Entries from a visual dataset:
━━━

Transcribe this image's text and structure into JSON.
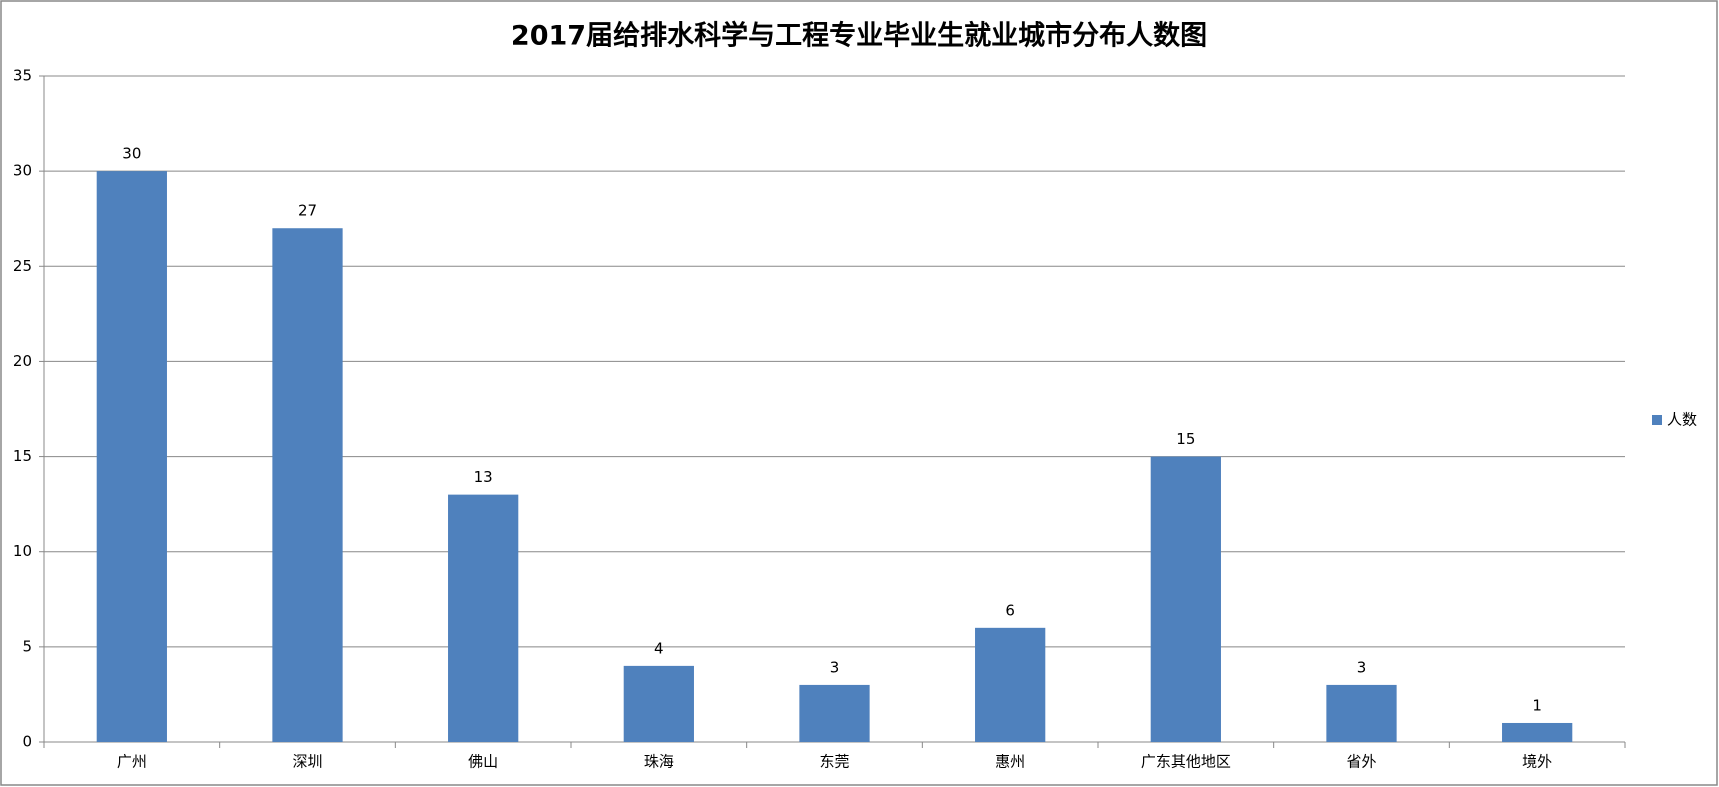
{
  "chart_data": {
    "type": "bar",
    "title": "2017届给排水科学与工程专业毕业生就业城市分布人数图",
    "categories": [
      "广州",
      "深圳",
      "佛山",
      "珠海",
      "东莞",
      "惠州",
      "广东其他地区",
      "省外",
      "境外"
    ],
    "series": [
      {
        "name": "人数",
        "color": "#4f81bd",
        "values": [
          30,
          27,
          13,
          4,
          3,
          6,
          15,
          3,
          1
        ]
      }
    ],
    "ylim": [
      0,
      35
    ],
    "yticks": [
      0,
      5,
      10,
      15,
      20,
      25,
      30,
      35
    ],
    "grid": true,
    "legend": "right"
  }
}
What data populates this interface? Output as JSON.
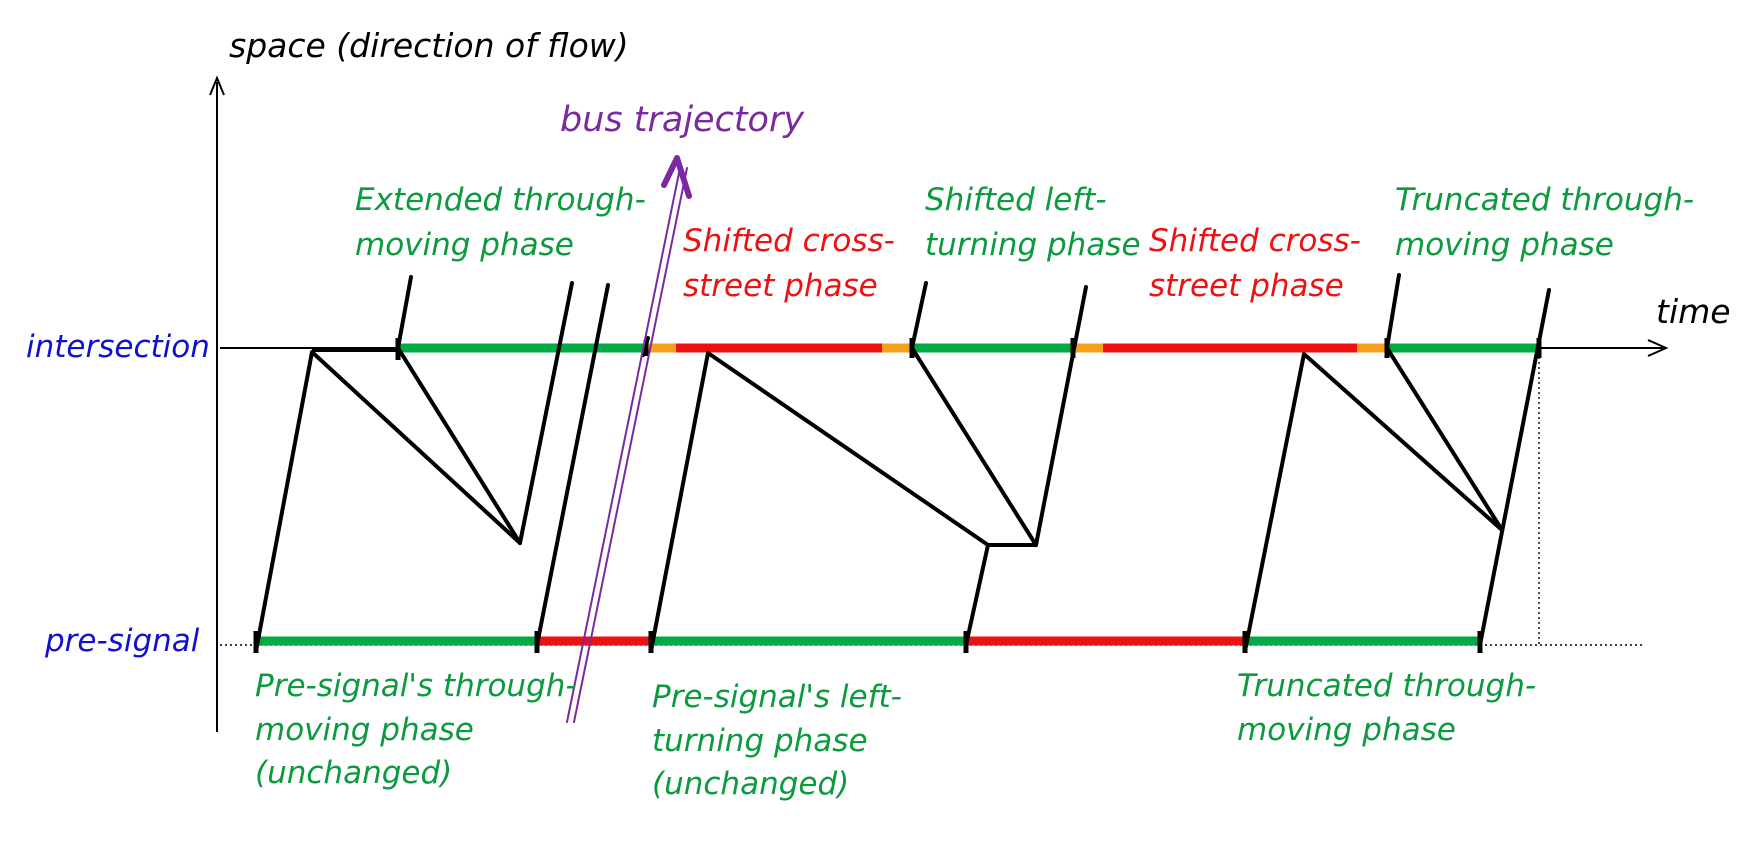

━━━

Objective →
Every line of text is to be repeated exactly; pictures are left out.

Response →
Transcribe this image's text and structure into JSON.
{
  "chart_data": {
    "type": "bar",
    "title": "2017届给排水科学与工程专业毕业生就业城市分布人数图",
    "categories": [
      "广州",
      "深圳",
      "佛山",
      "珠海",
      "东莞",
      "惠州",
      "广东其他地区",
      "省外",
      "境外"
    ],
    "series": [
      {
        "name": "人数",
        "color": "#4f81bd",
        "values": [
          30,
          27,
          13,
          4,
          3,
          6,
          15,
          3,
          1
        ]
      }
    ],
    "ylim": [
      0,
      35
    ],
    "yticks": [
      0,
      5,
      10,
      15,
      20,
      25,
      30,
      35
    ],
    "grid": true,
    "legend": "right"
  }
}
What data populates this interface? Output as JSON.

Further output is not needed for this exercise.